* 抜粋本文 *
遺伝的要因
AGAは多因子遺伝と言われています。
多因子性というのは、ある一つの遺伝子を持っていれば発症する、という単純な遺伝形式ではなく、いくつかの遺伝子があるパターンを作れば発症するという、より複雑で原因遺伝子を同定しづらい遺伝形式です。AGA以外にも糖尿病、高血圧、アルツハイマー病など、様々な身近な病気が多因子性遺伝形式をとります。
例えばX染色体の男性ホルモンレセプター遺伝子のエクソン1、常染色体の3q26や20p11に疾患関連遺伝子があることが疑われています。
ストレスとの関係
ストレスが多いと薄毛が進みやすい、とかストレスが多いと皮脂の分泌が増え、脱毛が進みやすいという噂を聞いたことがある人は多いと思います。
しかし実際のところストレスと関係しているのは円形脱毛症で、AGAや女性型脱毛との関係を証明したものはありません。
若くしてAGAを発症した場合も遺伝的要因が大で、ストレスとはあまり関係がありません。

[データセットに含まれるレコード]
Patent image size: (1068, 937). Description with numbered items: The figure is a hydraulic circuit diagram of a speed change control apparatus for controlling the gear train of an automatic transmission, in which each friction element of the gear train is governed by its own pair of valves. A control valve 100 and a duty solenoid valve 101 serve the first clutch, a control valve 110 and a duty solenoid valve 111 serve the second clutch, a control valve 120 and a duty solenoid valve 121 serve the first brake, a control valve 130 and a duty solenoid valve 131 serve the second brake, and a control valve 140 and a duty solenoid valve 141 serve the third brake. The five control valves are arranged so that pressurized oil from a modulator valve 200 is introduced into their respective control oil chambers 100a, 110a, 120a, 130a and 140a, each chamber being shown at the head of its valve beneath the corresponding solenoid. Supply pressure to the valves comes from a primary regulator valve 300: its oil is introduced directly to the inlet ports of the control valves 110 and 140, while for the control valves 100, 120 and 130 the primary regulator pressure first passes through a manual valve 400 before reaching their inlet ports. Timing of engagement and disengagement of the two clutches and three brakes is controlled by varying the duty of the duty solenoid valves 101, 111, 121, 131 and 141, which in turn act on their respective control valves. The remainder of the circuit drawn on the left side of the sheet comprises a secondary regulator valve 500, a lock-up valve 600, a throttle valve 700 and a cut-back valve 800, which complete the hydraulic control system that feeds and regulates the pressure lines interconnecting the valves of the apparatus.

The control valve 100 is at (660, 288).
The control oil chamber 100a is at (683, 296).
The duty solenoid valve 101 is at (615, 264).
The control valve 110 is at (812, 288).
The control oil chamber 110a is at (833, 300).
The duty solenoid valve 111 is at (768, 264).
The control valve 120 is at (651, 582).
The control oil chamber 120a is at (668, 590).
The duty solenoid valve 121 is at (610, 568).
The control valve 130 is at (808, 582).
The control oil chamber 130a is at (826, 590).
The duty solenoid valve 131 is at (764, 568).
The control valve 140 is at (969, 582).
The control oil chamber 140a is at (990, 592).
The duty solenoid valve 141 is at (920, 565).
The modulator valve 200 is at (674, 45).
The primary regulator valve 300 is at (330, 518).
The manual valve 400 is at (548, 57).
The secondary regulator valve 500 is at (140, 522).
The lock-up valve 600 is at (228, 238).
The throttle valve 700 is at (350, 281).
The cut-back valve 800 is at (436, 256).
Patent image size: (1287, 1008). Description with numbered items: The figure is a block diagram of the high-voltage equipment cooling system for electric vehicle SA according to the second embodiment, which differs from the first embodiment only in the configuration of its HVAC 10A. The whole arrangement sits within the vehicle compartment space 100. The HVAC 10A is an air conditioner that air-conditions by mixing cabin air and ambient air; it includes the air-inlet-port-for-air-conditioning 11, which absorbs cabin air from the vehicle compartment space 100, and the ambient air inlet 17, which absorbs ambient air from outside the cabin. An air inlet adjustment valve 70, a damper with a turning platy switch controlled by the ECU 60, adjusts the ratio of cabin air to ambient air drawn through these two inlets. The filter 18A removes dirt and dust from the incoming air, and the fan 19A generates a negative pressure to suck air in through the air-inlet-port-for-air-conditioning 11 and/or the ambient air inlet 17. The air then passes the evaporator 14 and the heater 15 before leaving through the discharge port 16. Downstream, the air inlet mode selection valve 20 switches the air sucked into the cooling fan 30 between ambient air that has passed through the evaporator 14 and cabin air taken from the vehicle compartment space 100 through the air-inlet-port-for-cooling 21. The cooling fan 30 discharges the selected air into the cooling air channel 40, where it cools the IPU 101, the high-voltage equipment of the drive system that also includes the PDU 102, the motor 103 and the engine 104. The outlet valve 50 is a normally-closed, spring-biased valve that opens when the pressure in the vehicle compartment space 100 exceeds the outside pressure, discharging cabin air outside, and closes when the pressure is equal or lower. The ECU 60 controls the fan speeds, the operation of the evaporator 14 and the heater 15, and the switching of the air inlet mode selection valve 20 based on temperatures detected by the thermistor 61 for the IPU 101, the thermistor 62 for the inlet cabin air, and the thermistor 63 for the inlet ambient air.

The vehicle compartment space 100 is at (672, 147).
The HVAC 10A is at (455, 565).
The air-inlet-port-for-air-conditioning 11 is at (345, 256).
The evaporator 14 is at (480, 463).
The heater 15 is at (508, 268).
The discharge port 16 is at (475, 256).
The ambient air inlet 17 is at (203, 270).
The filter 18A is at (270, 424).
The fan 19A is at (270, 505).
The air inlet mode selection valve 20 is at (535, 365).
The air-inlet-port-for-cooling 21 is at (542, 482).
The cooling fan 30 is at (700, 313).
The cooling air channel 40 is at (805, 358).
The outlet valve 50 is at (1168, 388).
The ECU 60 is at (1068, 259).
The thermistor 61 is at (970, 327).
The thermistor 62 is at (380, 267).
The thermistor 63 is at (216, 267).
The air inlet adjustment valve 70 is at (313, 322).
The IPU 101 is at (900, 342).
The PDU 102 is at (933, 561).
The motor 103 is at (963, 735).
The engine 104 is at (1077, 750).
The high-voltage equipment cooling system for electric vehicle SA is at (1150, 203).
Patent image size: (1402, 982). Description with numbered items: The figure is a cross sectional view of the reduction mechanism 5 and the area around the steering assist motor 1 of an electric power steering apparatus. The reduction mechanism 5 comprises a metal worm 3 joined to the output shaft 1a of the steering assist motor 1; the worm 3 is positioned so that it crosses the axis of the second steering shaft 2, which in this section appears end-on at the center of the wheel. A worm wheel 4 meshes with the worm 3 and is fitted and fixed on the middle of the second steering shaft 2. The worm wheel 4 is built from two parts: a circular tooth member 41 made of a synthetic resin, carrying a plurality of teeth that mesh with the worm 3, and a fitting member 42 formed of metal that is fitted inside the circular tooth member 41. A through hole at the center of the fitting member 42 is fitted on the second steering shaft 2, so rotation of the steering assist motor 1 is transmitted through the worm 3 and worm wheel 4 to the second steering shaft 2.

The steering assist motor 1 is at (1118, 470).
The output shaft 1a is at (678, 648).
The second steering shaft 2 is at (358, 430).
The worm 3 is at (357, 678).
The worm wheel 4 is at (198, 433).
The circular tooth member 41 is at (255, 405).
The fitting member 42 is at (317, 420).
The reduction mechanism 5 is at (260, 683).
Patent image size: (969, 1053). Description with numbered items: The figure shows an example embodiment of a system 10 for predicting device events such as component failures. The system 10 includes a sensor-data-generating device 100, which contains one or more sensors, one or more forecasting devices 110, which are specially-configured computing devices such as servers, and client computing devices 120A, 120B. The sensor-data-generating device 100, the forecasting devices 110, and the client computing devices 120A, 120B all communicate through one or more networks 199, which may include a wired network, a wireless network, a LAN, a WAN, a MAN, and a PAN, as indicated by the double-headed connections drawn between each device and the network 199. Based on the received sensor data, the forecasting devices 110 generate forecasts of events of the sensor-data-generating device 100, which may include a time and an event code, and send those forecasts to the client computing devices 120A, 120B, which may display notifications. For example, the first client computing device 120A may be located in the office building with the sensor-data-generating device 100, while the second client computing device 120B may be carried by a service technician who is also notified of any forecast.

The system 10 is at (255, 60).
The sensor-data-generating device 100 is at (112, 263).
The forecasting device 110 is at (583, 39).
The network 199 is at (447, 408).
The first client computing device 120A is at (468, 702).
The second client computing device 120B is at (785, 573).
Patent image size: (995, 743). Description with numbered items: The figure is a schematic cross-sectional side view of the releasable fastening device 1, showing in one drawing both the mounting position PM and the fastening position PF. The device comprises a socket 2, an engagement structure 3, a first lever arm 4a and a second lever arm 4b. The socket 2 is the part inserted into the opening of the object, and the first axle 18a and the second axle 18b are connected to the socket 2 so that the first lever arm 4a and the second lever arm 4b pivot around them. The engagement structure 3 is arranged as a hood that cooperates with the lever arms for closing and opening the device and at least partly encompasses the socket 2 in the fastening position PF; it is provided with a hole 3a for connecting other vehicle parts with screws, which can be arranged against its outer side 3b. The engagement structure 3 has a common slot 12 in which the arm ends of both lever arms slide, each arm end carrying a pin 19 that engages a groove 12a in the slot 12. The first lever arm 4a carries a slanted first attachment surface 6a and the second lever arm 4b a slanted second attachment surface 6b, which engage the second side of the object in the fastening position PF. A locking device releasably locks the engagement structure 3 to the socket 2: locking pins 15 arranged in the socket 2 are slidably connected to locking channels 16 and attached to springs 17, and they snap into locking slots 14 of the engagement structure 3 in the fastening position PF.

* 作業内容 *
1. 抜粋によると、ストレスとの関係があるとされている脱毛症は何か。
2. 抜粋でAGA以外に多因子性遺伝形式をとる病気として名前が挙がっているものをすべて列挙せよ。

* 解答一覧 *
1. 円形脱毛症

2. 糖尿病、高血圧、アルツハイマー病